*EXERCISE DIRECTIONS:* Copy out all the lines where "endō" shows up.

****************************************

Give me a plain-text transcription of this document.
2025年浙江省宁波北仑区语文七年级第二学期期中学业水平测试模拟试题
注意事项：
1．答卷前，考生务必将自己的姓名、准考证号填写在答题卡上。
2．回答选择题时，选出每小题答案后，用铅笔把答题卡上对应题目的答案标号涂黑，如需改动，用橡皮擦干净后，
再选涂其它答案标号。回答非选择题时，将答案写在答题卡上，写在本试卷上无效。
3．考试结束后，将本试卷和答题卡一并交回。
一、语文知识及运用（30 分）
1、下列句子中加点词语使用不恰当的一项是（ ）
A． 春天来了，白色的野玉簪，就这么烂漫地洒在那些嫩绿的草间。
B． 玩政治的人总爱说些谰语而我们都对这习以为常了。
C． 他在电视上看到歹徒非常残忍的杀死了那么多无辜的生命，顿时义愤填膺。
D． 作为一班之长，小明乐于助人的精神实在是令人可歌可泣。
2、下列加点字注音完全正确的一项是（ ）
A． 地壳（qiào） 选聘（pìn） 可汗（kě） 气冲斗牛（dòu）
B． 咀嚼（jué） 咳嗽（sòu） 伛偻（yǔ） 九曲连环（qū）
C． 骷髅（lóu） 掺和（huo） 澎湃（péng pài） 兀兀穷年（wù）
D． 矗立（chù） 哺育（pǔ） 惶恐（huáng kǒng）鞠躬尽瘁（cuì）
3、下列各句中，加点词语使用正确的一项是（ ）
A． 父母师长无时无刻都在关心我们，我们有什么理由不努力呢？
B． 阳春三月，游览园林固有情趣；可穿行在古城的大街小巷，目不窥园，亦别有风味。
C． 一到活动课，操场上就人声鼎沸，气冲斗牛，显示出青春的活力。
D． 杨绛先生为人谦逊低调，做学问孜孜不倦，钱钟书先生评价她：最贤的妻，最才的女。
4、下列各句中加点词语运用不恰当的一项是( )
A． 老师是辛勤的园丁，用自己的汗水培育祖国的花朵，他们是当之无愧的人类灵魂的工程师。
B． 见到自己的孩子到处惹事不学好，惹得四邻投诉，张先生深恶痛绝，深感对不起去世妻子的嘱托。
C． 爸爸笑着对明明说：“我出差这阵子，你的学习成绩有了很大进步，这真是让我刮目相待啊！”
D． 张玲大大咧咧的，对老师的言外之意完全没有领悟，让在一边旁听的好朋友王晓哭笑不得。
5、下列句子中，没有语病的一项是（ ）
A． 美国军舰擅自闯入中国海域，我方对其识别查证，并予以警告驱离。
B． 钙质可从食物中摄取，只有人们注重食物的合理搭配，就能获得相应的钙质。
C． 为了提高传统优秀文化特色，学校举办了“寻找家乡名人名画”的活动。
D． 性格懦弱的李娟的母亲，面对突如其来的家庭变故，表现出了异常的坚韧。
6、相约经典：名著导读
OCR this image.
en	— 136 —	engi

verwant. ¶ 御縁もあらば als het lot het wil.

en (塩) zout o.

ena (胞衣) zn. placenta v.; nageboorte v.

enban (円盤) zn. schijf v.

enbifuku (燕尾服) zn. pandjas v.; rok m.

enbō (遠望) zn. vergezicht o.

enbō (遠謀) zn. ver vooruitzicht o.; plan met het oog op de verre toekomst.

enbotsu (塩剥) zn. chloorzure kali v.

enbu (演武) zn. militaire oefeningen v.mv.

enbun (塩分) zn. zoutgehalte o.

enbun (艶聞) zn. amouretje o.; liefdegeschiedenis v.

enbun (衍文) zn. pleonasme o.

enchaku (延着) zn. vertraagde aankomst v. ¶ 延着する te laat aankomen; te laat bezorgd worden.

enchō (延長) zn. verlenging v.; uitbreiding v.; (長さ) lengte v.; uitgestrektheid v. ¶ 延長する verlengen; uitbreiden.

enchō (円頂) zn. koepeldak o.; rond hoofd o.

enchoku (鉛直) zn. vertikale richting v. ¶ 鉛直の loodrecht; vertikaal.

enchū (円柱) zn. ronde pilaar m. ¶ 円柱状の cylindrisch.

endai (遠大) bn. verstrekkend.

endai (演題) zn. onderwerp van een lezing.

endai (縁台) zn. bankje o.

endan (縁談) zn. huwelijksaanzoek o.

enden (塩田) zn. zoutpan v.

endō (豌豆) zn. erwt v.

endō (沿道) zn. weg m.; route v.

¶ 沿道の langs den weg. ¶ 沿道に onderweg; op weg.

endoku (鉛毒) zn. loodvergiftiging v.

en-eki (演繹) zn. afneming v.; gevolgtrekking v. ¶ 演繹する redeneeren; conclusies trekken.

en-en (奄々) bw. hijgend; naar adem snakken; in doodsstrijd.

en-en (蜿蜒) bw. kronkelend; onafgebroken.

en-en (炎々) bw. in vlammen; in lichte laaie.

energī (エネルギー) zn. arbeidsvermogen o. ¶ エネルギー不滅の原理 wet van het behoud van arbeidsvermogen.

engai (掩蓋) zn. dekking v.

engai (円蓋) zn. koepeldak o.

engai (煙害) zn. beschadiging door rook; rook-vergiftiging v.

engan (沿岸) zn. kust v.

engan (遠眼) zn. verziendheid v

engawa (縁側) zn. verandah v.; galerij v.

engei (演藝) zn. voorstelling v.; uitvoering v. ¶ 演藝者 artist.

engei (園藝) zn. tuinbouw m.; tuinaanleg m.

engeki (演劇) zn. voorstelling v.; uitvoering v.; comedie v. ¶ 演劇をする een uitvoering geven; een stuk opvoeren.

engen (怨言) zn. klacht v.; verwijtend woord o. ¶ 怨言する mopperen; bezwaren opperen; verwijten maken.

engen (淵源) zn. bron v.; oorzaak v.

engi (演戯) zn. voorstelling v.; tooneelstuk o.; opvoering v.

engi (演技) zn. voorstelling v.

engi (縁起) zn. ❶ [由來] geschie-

****************************************

*TASK ANSWER:*
endō (豌豆) zn. erwt v.
endō (沿道) zn. weg m.; route v.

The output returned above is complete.